## REQUIREMENT:
From the entries below, copy every line holding the word "document".
---------- DATA SUPPLIED
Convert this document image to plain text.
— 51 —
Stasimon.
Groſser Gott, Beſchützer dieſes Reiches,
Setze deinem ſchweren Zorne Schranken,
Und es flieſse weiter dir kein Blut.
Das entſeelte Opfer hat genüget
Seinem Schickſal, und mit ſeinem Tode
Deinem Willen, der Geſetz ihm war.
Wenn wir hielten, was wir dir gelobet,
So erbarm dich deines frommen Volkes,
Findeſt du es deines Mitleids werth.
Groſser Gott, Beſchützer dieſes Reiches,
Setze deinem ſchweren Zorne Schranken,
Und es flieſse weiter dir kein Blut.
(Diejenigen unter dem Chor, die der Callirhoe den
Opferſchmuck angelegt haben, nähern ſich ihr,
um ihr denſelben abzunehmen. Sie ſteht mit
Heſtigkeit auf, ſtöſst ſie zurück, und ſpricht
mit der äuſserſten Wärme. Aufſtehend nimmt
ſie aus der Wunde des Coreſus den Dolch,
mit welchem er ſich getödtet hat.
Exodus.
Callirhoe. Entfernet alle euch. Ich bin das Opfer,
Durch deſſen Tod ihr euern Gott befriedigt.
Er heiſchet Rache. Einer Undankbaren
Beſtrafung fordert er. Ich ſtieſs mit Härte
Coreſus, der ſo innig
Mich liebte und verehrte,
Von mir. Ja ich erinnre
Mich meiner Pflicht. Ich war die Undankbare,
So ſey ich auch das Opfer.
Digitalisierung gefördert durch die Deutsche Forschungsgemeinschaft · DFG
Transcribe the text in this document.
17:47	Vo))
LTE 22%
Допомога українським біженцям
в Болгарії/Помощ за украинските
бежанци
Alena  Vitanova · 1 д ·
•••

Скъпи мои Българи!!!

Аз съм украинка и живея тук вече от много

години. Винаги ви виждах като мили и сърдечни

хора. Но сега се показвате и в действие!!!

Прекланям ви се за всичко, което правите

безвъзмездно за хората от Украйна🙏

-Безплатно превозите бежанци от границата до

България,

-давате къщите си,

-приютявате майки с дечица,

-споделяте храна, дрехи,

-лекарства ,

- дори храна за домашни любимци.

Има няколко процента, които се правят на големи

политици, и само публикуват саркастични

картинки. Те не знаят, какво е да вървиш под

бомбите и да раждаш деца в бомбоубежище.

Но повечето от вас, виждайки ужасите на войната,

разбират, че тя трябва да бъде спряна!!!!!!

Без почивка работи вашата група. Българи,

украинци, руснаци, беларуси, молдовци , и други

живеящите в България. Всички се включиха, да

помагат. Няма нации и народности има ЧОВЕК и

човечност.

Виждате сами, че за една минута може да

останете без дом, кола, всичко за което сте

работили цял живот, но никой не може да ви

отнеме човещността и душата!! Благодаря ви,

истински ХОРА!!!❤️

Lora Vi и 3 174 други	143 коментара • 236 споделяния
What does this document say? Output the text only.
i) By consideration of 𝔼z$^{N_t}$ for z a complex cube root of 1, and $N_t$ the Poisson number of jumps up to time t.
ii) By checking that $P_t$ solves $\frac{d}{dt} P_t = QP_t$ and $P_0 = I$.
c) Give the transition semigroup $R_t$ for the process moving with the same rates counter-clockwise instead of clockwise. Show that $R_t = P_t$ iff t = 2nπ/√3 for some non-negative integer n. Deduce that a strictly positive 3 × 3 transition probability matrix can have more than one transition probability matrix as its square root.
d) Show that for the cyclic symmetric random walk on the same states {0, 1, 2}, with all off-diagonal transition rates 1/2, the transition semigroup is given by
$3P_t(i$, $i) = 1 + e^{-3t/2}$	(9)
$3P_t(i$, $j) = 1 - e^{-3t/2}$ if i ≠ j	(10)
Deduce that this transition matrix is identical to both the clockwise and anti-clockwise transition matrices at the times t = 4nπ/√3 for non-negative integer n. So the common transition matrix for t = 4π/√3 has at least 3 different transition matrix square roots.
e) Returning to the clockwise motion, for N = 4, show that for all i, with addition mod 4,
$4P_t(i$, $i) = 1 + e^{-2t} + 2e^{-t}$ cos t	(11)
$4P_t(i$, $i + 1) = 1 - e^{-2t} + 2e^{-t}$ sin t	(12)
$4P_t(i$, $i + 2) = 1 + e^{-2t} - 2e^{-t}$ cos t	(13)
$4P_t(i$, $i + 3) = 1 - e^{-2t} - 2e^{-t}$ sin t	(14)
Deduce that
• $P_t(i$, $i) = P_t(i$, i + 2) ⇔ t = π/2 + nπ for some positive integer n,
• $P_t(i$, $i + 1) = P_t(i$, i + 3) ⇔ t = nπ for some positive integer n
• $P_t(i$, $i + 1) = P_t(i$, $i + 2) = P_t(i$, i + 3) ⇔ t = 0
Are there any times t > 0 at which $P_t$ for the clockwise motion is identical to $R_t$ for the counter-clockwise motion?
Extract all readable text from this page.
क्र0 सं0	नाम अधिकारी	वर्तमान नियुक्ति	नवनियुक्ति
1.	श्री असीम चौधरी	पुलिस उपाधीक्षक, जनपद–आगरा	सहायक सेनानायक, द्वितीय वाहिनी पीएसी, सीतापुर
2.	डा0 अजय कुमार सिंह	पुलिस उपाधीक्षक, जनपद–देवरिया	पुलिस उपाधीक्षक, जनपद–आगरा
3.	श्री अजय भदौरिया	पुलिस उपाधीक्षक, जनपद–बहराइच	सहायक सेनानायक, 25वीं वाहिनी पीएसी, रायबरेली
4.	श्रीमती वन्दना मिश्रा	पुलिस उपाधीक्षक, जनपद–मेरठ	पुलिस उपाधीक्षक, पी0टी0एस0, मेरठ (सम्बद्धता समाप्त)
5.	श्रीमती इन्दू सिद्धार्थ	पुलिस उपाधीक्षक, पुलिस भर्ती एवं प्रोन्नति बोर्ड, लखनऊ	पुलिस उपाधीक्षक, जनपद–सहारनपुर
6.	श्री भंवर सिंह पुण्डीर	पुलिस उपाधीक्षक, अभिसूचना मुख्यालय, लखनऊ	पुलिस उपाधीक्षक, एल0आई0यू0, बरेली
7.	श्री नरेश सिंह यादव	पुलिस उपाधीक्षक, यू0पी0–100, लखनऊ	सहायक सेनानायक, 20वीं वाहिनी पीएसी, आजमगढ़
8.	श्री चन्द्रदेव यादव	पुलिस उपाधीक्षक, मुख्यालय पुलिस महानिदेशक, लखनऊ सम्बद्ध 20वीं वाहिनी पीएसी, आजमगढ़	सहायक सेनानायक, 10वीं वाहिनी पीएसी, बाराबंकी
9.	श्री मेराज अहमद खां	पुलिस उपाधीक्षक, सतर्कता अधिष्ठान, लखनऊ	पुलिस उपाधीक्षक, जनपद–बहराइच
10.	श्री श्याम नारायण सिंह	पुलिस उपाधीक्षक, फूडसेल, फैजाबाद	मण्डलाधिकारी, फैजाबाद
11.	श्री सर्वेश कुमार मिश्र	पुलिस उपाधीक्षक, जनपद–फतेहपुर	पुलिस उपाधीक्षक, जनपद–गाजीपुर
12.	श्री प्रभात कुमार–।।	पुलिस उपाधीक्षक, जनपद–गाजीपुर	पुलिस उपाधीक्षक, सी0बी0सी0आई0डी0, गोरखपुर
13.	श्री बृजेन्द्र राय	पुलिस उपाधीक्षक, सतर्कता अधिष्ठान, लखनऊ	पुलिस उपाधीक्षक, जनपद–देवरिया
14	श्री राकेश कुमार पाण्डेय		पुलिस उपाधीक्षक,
--------------------
## ANSWER BELOW:
Convert this document image to plain text.
Transcribe the text in this document.
What does this document say? Output the text only.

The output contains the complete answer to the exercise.